### [YOUR GOAL]
All lines below must be repeated exactly, with the pictures omitted.

### [RECORDS]
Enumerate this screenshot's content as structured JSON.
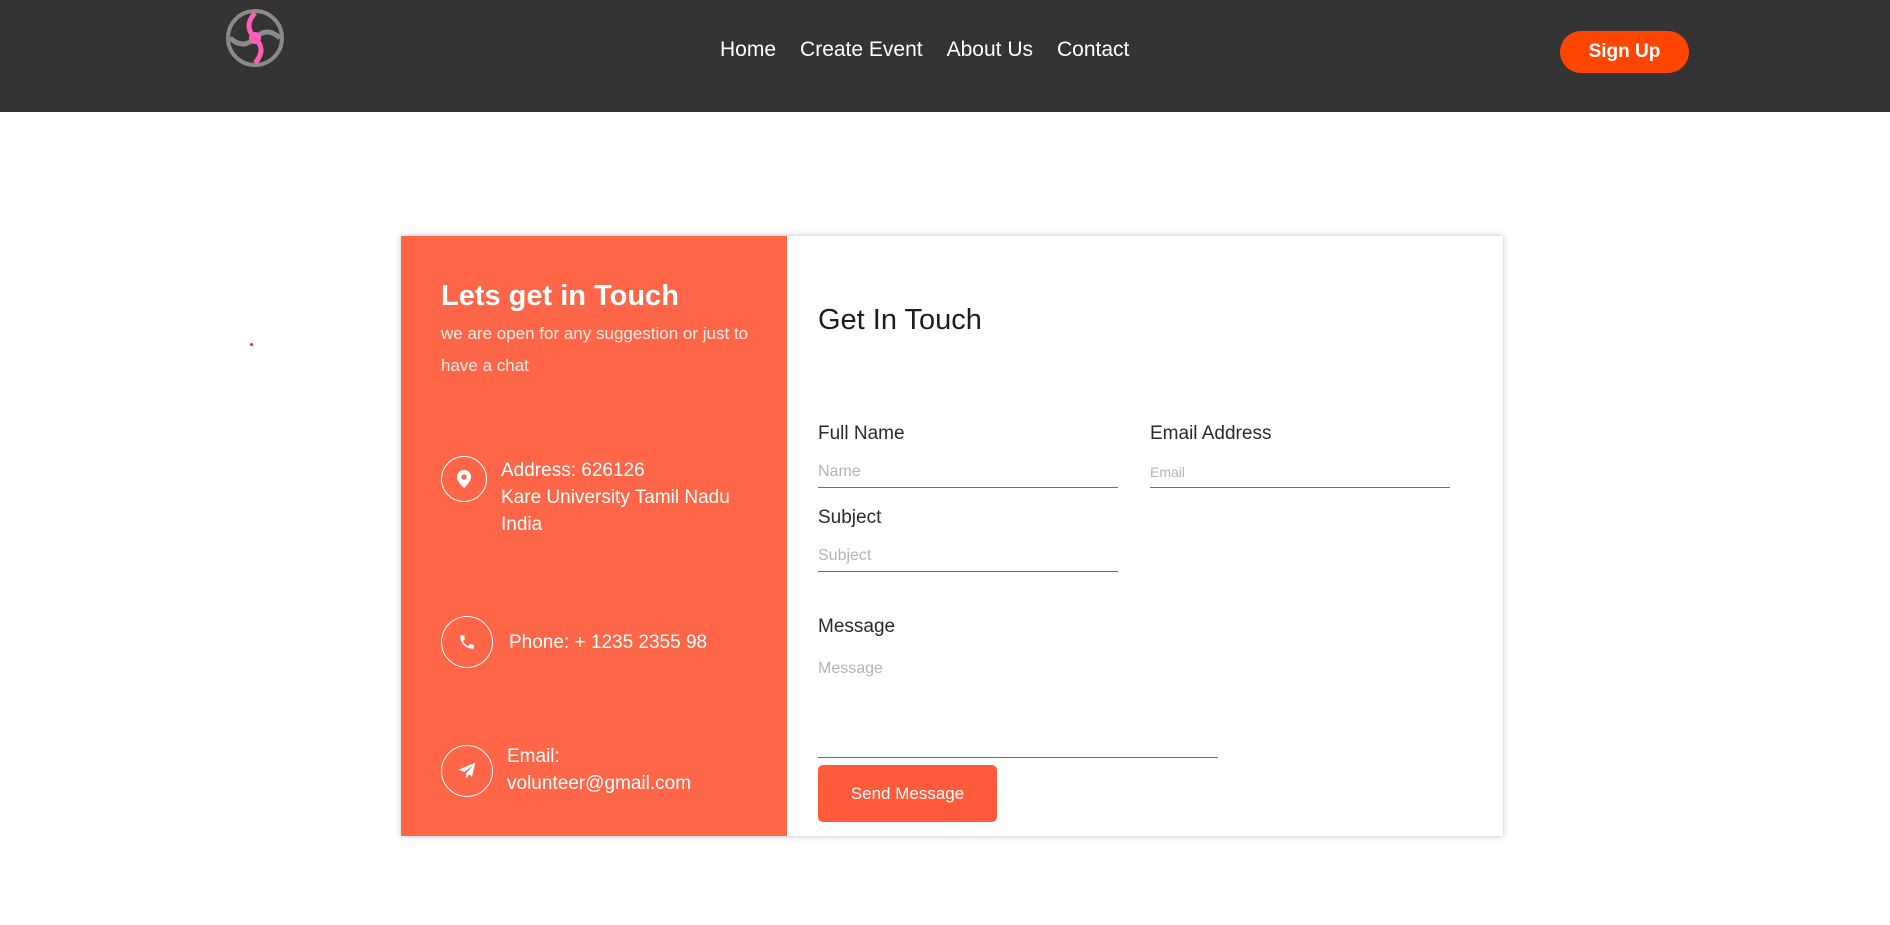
{
  "header": {
    "nav": [
      "Home",
      "Create Event",
      "About Us",
      "Contact"
    ],
    "signup_label": "Sign Up"
  },
  "colors": {
    "header_bg": "#343434",
    "accent": "#ff4500",
    "panel": "#ff6648",
    "send_button": "#ff5a3b"
  },
  "info": {
    "title": "Lets get in Touch",
    "subtitle": "we are open for any suggestion or just to have a chat",
    "address": [
      "Address: 626126",
      "Kare University Tamil Nadu",
      "India"
    ],
    "phone": "Phone: + 1235 2355 98",
    "email": [
      "Email:",
      "volunteer@gmail.com"
    ],
    "icons": [
      "map-pin-icon",
      "phone-icon",
      "paper-plane-icon"
    ]
  },
  "form": {
    "title": "Get In Touch",
    "full_name_label": "Full Name",
    "full_name_placeholder": "Name",
    "email_label": "Email Address",
    "email_placeholder": "Email",
    "subject_label": "Subject",
    "subject_placeholder": "Subject",
    "message_label": "Message",
    "message_placeholder": "Message",
    "send_label": "Send Message"
  }
}
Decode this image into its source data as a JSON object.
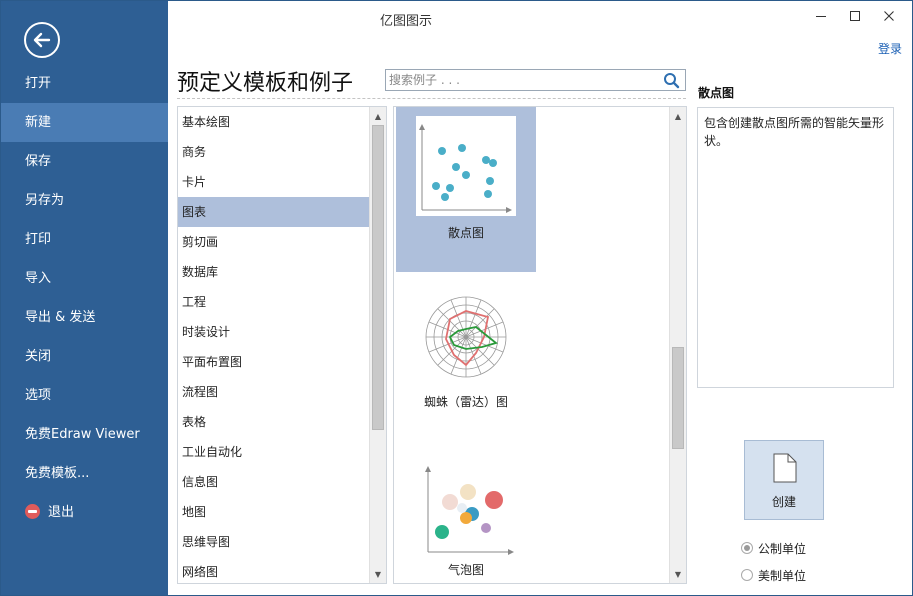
{
  "window": {
    "title": "亿图图示",
    "login": "登录"
  },
  "sidebar": {
    "items": [
      {
        "label": "打开"
      },
      {
        "label": "新建"
      },
      {
        "label": "保存"
      },
      {
        "label": "另存为"
      },
      {
        "label": "打印"
      },
      {
        "label": "导入"
      },
      {
        "label": "导出 & 发送"
      },
      {
        "label": "关闭"
      },
      {
        "label": "选项"
      },
      {
        "label": "免费Edraw Viewer"
      },
      {
        "label": "免费模板..."
      },
      {
        "label": "退出"
      }
    ],
    "active_item": "新建"
  },
  "main": {
    "heading": "预定义模板和例子",
    "search": {
      "placeholder": "搜索例子 . . .",
      "value": ""
    }
  },
  "categories": {
    "items": [
      "基本绘图",
      "商务",
      "卡片",
      "图表",
      "剪切画",
      "数据库",
      "工程",
      "时装设计",
      "平面布置图",
      "流程图",
      "表格",
      "工业自动化",
      "信息图",
      "地图",
      "思维导图",
      "网络图"
    ],
    "selected": "图表"
  },
  "templates": {
    "items": [
      {
        "label": "散点图",
        "icon": "scatter-chart-icon"
      },
      {
        "label": "蜘蛛（雷达）图",
        "icon": "radar-chart-icon"
      },
      {
        "label": "气泡图",
        "icon": "bubble-chart-icon"
      }
    ],
    "selected": "散点图"
  },
  "description": {
    "title": "散点图",
    "text": "包含创建散点图所需的智能矢量形状。"
  },
  "actions": {
    "create_label": "创建"
  },
  "units": {
    "options": [
      "公制单位",
      "美制单位"
    ],
    "selected": "公制单位"
  },
  "colors": {
    "sidebar": "#2e5f94",
    "sidebar_active": "#4a7cb4",
    "selection": "#aebfdb",
    "link": "#1a5fb4",
    "scatter_dot": "#4aaec8"
  }
}
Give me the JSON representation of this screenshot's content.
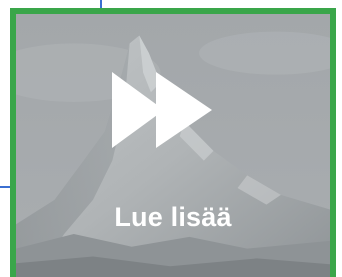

### [WRITTEN RESPONSE]
Enumerate this screenshot's content as structured JSON.
{
  "header": {
    "nav": [
      "Home",
      "Create Event",
      "About Us",
      "Contact"
    ],
    "signup_label": "Sign Up"
  },
  "colors": {
    "header_bg": "#343434",
    "accent": "#ff4500",
    "panel": "#ff6648",
    "send_button": "#ff5a3b"
  },
  "info": {
    "title": "Lets get in Touch",
    "subtitle": "we are open for any suggestion or just to have a chat",
    "address": [
      "Address: 626126",
      "Kare University Tamil Nadu",
      "India"
    ],
    "phone": "Phone: + 1235 2355 98",
    "email": [
      "Email:",
      "volunteer@gmail.com"
    ],
    "icons": [
      "map-pin-icon",
      "phone-icon",
      "paper-plane-icon"
    ]
  },
  "form": {
    "title": "Get In Touch",
    "full_name_label": "Full Name",
    "full_name_placeholder": "Name",
    "email_label": "Email Address",
    "email_placeholder": "Email",
    "subject_label": "Subject",
    "subject_placeholder": "Subject",
    "message_label": "Message",
    "message_placeholder": "Message",
    "send_label": "Send Message"
  }
}
Decode this image into its source data as a JSON object.
{
  "window": {
    "title": "亿图图示",
    "login": "登录"
  },
  "sidebar": {
    "items": [
      {
        "label": "打开"
      },
      {
        "label": "新建"
      },
      {
        "label": "保存"
      },
      {
        "label": "另存为"
      },
      {
        "label": "打印"
      },
      {
        "label": "导入"
      },
      {
        "label": "导出 & 发送"
      },
      {
        "label": "关闭"
      },
      {
        "label": "选项"
      },
      {
        "label": "免费Edraw Viewer"
      },
      {
        "label": "免费模板..."
      },
      {
        "label": "退出"
      }
    ],
    "active_item": "新建"
  },
  "main": {
    "heading": "预定义模板和例子",
    "search": {
      "placeholder": "搜索例子 . . .",
      "value": ""
    }
  },
  "categories": {
    "items": [
      "基本绘图",
      "商务",
      "卡片",
      "图表",
      "剪切画",
      "数据库",
      "工程",
      "时装设计",
      "平面布置图",
      "流程图",
      "表格",
      "工业自动化",
      "信息图",
      "地图",
      "思维导图",
      "网络图"
    ],
    "selected": "图表"
  },
  "templates": {
    "items": [
      {
        "label": "散点图",
        "icon": "scatter-chart-icon"
      },
      {
        "label": "蜘蛛（雷达）图",
        "icon": "radar-chart-icon"
      },
      {
        "label": "气泡图",
        "icon": "bubble-chart-icon"
      }
    ],
    "selected": "散点图"
  },
  "description": {
    "title": "散点图",
    "text": "包含创建散点图所需的智能矢量形状。"
  },
  "actions": {
    "create_label": "创建"
  },
  "units": {
    "options": [
      "公制单位",
      "美制单位"
    ],
    "selected": "公制单位"
  },
  "colors": {
    "sidebar": "#2e5f94",
    "sidebar_active": "#4a7cb4",
    "selection": "#aebfdb",
    "link": "#1a5fb4",
    "scatter_dot": "#4aaec8"
  }
}
Give me the JSON representation of this screenshot's content.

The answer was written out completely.